Tasks to complete
1 – Reproduce word for word the part of the JBoss forum thread that begins at the words "monocongoMemberI have verified" and stops after "more info ?".
2 – In the JBoss forum thread, which editor did lilin use to make changes to the original XML files that fixed the startup problem?

== Extracted text

Thanks for the link — I’ll go through the info to make sure that I’ve done everything as I should have.
monocongoMemberI have verified that everything is as it should be according to the page referenced above (as well as what is described in the Help). It appears that something is still not right – JBoss doesn’t like the jboss-service.xml when I start it from MyEclipse, but when I start JBoss from a command line or shortcut it runs without a error. Can anyone suggest a reason for this, or where I might look for more info ?
My system is running WindowsXP Pro, MyEclipse 3.7.2, Eclipse 3.0.0, JBoss 3.2.3, JDK 1.4.2_03
Thanks for any feedback…
-James
Riyad KallaMemberJames,
I’ve asked our JBoss guy to help you out, please stay tuned.
GregMemberI have searched some jboss information sites and haven’t seen anything like this. I also haven’t been able to replicate it on a test machine. Have you tried a new fresh copy of jboss+myeclipse?
lilinMemberI had the same problem as well. The problem occured when I modified the xml files in JBoss (using UltraEdit – a text editor) for my application to start on a different port. However, I believe the xml files are not of DOS format initially and when I saved them after making the modification, the xml file is somehow altered, thus, causing the errors mentioned above.
I resolved the problem by reverting back to the original XML and making changes to them jus using Notepad.Afterwhich, I can start JBoss from the workbench without any problems. 🙂
Riyad KallaMemberlilin,
This is a very elusive problem and we much appreciate you posting your workaround, definately an easy-to-miss solution!Thanks again.

====
== Material shown

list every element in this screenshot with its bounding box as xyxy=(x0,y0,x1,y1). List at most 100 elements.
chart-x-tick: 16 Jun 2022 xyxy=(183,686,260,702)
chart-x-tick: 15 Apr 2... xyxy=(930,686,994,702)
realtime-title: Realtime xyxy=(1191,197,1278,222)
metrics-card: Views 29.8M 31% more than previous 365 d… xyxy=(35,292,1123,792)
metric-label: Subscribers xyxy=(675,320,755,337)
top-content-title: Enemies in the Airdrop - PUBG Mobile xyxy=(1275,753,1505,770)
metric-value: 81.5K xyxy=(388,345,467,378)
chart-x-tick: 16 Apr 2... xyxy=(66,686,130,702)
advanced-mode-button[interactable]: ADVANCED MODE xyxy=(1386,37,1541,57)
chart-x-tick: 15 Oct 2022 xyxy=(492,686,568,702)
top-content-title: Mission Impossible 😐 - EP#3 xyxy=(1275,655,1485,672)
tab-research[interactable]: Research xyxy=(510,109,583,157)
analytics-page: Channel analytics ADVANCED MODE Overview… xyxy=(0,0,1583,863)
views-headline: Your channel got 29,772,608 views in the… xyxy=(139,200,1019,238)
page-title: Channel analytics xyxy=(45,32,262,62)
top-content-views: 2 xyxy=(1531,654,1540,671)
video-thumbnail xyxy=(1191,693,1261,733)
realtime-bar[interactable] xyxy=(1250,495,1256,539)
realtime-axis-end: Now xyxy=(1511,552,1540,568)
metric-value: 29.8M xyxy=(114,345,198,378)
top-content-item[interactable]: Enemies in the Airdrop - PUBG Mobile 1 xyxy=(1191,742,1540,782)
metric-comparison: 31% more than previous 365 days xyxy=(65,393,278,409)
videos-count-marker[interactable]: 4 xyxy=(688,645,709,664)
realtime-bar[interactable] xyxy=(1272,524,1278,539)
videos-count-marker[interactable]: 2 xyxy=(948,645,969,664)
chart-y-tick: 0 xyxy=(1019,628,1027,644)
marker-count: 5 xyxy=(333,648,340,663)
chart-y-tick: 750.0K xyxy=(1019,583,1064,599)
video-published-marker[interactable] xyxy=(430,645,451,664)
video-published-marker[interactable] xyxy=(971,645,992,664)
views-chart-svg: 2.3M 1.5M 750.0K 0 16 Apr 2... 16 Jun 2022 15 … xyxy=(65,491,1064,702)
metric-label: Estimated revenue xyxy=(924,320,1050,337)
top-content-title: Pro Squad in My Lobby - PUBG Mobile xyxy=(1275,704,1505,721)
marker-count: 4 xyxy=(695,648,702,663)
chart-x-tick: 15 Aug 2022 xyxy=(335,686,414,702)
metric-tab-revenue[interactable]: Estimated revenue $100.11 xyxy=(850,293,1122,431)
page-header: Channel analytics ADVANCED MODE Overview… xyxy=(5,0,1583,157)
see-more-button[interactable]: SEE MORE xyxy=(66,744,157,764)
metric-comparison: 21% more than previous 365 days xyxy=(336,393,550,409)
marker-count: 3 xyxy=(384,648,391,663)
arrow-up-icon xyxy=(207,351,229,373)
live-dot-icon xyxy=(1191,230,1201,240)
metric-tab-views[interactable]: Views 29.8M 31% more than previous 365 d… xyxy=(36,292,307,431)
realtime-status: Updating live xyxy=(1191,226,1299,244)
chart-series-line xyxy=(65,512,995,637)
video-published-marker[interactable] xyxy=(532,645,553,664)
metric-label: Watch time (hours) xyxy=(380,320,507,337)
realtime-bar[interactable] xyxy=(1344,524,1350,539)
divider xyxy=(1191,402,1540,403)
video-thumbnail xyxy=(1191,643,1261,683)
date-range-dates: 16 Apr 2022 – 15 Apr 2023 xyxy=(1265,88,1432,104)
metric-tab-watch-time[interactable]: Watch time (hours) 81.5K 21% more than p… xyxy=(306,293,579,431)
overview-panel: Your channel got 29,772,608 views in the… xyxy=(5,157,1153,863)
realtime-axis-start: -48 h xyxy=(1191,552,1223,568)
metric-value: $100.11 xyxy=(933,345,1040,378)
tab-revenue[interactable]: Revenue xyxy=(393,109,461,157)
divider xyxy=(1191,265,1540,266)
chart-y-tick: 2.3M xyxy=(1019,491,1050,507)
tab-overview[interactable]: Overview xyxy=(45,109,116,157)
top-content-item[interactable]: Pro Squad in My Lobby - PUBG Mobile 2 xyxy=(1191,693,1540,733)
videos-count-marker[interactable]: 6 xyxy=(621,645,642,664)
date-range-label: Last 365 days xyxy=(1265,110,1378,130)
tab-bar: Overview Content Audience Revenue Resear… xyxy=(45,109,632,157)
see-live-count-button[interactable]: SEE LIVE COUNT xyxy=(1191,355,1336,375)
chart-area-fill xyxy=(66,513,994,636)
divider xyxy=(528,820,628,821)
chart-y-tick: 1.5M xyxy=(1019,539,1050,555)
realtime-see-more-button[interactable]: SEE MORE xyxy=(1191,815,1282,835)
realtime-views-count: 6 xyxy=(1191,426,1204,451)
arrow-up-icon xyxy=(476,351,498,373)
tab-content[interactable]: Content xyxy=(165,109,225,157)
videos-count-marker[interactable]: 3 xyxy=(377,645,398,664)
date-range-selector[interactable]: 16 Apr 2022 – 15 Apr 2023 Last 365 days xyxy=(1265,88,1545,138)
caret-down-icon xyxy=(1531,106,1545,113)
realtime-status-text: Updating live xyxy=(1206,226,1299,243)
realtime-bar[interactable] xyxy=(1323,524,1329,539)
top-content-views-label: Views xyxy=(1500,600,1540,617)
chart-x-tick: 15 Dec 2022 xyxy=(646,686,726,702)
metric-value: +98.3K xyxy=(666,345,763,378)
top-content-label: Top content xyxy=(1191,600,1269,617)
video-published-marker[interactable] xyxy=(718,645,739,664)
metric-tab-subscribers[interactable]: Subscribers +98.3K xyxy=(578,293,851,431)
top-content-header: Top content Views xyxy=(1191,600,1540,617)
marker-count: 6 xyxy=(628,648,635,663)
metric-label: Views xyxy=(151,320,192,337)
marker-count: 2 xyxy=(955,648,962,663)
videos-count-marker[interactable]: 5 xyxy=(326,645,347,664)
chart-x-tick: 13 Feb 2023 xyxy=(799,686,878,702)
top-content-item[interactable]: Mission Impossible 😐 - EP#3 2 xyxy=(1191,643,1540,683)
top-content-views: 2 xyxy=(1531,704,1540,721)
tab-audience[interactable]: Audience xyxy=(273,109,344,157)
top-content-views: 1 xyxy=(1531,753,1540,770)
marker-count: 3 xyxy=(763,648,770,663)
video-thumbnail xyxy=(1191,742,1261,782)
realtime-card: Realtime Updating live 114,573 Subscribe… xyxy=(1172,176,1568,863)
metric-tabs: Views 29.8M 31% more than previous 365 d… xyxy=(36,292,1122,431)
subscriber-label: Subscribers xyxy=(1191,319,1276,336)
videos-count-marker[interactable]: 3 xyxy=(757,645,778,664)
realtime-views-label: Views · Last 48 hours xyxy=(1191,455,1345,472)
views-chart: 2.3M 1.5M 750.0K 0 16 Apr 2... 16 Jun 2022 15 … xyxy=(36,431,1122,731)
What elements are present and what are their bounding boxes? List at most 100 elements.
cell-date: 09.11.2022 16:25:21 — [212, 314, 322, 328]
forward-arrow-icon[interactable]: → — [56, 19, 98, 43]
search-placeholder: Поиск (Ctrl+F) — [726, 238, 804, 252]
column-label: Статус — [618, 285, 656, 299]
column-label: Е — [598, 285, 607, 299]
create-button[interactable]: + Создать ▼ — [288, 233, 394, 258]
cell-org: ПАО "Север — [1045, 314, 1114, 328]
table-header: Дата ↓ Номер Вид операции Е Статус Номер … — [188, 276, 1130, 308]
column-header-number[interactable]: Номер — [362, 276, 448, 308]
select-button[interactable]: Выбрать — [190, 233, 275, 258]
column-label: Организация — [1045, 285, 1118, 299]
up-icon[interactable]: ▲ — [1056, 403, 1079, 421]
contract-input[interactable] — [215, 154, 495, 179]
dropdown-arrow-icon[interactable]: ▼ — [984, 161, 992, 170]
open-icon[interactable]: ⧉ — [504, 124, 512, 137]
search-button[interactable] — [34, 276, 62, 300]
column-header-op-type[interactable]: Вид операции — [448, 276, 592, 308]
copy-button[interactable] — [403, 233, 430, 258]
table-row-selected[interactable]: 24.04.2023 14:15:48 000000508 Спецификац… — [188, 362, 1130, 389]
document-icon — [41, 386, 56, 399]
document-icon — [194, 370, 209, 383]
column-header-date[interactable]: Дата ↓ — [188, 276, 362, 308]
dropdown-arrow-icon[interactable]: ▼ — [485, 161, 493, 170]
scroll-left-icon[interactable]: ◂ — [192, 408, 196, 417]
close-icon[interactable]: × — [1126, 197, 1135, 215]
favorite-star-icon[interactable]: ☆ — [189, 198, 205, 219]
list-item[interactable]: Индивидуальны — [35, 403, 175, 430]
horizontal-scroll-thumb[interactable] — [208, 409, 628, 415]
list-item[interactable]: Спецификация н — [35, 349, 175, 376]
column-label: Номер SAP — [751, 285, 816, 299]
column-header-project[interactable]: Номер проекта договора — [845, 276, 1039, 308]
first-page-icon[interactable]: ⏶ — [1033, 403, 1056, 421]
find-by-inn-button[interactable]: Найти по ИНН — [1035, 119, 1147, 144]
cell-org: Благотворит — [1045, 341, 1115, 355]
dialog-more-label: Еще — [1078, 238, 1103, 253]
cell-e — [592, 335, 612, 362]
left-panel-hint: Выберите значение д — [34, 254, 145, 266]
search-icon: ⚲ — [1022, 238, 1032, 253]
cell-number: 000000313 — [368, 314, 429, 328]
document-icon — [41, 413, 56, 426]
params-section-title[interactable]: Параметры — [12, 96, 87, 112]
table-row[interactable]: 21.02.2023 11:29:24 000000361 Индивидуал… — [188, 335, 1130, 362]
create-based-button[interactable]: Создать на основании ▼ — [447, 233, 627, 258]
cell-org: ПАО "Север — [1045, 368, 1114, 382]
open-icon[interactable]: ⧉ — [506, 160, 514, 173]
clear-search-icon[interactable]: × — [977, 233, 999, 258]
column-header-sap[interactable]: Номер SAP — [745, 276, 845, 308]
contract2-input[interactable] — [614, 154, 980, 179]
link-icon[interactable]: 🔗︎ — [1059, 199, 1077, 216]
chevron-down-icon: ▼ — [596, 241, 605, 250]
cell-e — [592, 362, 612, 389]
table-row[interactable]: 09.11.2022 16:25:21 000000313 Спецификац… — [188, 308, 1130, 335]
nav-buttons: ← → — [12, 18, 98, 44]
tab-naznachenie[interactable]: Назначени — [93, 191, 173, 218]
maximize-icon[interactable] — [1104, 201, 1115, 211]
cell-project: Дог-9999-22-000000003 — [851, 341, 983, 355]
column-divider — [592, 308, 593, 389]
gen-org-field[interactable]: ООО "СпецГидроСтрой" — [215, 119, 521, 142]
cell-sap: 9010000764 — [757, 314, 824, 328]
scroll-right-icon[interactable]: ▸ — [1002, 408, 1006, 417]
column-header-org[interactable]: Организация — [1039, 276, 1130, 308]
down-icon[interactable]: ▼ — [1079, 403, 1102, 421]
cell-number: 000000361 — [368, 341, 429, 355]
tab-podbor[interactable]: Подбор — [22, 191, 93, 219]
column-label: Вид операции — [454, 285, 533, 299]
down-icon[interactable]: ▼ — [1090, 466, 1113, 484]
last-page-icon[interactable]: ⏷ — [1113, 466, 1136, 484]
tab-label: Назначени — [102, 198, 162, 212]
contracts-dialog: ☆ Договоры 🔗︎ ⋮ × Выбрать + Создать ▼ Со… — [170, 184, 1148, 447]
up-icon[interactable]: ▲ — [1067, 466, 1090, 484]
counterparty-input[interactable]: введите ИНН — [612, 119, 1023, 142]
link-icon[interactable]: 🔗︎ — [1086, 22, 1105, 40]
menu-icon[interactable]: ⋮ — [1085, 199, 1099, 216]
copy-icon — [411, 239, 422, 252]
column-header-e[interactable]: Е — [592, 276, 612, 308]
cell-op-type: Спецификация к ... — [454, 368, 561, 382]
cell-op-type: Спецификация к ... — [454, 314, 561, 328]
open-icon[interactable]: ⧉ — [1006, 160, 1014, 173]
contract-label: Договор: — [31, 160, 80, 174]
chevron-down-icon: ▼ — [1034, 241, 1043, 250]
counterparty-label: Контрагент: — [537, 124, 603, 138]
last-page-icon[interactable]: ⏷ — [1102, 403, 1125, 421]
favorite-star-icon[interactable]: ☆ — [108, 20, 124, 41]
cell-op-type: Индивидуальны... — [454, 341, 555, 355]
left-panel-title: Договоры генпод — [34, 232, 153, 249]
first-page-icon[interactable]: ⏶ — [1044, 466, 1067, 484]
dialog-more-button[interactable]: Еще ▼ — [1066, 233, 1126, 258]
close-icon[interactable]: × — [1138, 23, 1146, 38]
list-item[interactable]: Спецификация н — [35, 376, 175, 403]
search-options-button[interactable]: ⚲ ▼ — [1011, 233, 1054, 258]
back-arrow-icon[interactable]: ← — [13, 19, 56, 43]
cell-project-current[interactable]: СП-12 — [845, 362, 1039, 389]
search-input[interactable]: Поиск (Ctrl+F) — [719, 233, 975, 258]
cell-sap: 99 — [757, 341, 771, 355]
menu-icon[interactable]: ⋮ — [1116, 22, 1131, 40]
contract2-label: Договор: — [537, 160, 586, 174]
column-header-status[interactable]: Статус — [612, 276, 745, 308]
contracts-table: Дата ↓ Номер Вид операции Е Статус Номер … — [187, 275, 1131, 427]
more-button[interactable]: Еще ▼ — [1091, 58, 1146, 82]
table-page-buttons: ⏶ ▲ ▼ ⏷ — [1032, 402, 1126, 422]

====

Responses by item number
1 –
monocongoMemberI have verified that everything is as it should be according to the page referenced above (as well as what is described in the Help). It appears that something is still not right – JBoss doesn’t like the jboss-service.xml when I start it from MyEclipse, but when I start JBoss from a command line or shortcut it runs without a error. Can anyone suggest a reason for this, or where I might look for more info ?

2 – Notepad.